— Begin Provided records —

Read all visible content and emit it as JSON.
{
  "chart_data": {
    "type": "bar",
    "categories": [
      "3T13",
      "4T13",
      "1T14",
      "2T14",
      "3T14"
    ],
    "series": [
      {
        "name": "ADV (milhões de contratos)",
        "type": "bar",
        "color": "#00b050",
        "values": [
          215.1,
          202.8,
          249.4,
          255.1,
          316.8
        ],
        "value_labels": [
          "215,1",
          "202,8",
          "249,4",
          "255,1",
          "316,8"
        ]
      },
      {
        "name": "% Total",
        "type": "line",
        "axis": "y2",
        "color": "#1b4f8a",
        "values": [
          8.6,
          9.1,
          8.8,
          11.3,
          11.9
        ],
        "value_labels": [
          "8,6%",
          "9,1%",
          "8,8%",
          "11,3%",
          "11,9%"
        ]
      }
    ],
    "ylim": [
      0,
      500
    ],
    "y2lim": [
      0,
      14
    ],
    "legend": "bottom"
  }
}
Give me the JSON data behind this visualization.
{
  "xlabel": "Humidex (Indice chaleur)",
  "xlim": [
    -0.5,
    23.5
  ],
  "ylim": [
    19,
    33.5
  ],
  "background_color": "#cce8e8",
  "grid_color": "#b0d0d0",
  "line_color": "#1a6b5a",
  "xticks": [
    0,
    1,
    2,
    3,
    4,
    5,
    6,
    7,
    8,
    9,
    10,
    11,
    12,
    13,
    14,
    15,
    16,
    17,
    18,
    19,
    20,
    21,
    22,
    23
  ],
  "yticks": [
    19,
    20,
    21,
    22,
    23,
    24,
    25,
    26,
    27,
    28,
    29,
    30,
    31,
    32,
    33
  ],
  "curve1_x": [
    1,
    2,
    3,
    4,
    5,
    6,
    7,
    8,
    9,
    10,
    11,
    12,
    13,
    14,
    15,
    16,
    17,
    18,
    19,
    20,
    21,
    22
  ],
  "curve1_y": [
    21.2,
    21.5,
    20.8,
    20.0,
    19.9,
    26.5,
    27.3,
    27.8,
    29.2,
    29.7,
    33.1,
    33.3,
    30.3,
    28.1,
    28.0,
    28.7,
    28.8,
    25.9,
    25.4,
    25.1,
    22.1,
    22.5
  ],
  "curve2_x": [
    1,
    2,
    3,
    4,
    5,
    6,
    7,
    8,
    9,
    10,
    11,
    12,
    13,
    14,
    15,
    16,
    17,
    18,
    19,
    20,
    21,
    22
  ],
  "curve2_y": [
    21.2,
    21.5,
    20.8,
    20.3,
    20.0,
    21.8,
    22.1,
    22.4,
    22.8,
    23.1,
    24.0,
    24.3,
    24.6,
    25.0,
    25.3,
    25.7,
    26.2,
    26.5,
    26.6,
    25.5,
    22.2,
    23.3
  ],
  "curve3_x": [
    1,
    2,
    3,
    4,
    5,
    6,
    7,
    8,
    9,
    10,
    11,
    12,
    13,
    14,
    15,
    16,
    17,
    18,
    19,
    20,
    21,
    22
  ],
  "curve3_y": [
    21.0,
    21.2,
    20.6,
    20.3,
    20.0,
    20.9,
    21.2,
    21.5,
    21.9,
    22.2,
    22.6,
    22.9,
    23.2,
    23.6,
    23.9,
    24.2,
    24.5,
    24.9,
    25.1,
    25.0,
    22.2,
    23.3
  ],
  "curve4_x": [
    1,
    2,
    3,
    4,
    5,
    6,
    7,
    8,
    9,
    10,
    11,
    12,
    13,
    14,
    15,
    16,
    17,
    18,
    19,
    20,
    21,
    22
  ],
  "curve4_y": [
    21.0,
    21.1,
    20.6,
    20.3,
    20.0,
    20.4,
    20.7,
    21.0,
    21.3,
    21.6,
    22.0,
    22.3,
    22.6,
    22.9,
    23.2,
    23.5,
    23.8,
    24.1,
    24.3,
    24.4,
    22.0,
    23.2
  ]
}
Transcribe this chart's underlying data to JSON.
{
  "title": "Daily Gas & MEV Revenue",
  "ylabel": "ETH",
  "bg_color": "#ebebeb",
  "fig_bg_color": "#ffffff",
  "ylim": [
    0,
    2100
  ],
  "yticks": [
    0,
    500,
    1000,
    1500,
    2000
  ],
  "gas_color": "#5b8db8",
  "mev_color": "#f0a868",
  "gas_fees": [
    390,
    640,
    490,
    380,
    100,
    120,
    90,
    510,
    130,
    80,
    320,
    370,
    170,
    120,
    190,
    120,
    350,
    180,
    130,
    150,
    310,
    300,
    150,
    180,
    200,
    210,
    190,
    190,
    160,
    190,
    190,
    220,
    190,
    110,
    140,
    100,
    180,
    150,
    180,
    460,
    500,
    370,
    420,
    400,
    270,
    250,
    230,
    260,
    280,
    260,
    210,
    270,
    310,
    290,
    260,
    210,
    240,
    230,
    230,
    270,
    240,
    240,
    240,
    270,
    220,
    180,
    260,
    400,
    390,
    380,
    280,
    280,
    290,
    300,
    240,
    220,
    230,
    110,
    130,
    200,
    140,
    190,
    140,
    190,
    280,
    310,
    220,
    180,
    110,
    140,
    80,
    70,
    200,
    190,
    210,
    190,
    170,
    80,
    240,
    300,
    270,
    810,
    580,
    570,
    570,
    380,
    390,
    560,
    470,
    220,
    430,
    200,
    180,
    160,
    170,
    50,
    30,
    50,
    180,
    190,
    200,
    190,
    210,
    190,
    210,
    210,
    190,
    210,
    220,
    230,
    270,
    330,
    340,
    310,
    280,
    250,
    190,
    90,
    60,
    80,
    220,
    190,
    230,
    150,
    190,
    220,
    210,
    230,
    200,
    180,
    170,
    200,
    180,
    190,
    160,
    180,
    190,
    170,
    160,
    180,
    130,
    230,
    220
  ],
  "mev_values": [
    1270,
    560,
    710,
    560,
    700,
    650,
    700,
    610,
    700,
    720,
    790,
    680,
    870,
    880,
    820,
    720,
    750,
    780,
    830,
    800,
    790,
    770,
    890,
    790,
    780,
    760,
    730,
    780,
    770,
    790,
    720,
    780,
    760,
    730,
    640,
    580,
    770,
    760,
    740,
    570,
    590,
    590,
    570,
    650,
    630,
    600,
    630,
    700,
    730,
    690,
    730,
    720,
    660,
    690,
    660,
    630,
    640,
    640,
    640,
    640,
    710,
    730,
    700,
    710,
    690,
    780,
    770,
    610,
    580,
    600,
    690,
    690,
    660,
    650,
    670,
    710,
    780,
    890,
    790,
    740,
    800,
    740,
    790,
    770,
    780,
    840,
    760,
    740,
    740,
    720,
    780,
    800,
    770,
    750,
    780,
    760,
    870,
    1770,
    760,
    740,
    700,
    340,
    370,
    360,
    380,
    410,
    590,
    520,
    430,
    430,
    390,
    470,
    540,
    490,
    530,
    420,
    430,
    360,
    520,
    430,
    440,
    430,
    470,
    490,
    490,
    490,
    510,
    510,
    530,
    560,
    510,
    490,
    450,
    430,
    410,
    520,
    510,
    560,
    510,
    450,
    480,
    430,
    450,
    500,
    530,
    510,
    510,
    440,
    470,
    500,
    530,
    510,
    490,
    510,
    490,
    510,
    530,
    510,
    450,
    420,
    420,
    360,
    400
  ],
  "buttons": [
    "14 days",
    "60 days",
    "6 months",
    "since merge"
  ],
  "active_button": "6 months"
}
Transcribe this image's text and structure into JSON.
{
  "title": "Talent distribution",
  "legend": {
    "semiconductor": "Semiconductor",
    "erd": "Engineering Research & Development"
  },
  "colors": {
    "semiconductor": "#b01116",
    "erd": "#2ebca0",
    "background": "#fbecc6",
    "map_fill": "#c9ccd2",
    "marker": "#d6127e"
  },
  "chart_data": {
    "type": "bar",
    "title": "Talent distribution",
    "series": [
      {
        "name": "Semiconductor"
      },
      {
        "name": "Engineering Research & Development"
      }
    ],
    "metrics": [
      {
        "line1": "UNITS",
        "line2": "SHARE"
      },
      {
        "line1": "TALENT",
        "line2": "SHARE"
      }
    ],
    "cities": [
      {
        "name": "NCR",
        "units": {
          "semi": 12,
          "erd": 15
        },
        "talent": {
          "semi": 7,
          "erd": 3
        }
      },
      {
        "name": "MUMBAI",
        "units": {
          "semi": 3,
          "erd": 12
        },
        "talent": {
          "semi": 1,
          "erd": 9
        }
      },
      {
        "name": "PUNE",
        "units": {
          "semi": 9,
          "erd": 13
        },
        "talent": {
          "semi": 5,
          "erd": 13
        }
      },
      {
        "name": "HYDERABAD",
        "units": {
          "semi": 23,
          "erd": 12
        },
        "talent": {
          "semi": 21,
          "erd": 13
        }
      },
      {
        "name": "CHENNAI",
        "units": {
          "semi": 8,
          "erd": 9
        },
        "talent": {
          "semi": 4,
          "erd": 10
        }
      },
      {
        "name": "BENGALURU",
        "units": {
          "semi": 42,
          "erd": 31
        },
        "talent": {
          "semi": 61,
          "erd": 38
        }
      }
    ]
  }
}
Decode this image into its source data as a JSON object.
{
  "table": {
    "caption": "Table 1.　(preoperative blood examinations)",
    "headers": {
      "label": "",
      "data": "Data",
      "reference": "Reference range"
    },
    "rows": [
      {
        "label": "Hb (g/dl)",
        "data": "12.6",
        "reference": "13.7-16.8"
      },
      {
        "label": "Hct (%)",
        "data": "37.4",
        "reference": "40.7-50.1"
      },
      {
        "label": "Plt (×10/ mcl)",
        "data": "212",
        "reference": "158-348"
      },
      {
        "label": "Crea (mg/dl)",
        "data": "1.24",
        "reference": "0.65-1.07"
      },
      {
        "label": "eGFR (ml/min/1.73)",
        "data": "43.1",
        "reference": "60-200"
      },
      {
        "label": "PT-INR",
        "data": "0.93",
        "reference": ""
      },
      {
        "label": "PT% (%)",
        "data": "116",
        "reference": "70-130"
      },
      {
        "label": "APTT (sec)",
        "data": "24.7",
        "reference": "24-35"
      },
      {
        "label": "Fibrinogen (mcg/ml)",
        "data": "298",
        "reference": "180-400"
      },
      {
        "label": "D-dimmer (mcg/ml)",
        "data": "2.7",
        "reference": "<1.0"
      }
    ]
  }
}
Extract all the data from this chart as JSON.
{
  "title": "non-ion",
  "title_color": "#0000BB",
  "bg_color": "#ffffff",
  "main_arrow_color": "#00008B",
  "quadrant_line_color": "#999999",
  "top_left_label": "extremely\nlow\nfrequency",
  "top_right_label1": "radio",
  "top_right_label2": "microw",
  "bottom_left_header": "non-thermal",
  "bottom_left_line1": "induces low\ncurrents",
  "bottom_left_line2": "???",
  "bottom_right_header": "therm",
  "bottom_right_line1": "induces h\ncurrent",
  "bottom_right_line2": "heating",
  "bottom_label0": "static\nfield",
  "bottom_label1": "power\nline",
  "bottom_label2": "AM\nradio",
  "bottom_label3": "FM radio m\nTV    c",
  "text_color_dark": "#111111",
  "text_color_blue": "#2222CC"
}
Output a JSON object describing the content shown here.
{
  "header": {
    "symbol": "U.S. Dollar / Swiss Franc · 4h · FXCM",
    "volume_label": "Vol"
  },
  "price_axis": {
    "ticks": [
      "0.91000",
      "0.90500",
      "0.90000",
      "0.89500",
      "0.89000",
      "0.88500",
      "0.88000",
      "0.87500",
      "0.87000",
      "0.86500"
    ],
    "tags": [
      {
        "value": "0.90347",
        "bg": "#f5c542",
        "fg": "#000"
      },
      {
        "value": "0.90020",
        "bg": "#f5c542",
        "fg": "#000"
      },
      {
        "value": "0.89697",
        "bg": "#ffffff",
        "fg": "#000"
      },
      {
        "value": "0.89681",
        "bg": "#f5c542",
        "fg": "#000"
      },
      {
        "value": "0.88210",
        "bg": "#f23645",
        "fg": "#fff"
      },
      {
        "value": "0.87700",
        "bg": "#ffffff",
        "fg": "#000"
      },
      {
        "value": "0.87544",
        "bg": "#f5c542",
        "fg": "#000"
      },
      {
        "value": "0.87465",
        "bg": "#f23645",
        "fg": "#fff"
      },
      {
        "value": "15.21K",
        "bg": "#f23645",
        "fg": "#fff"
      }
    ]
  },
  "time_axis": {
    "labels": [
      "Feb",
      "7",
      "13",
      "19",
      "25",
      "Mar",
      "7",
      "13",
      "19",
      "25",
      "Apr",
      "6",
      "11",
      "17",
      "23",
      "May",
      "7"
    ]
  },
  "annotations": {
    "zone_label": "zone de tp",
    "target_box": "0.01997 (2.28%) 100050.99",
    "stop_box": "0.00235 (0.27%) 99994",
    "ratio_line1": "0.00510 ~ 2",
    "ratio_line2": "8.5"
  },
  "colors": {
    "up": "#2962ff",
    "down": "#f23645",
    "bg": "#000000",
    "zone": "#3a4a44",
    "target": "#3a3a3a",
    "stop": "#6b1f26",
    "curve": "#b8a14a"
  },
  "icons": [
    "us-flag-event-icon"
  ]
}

— End Provided records —

**Set exercise**
Pull out all lines containing "Development".

**The response**
    "erd": "Engineering Research & Development"
        "name": "Engineering Research & Development"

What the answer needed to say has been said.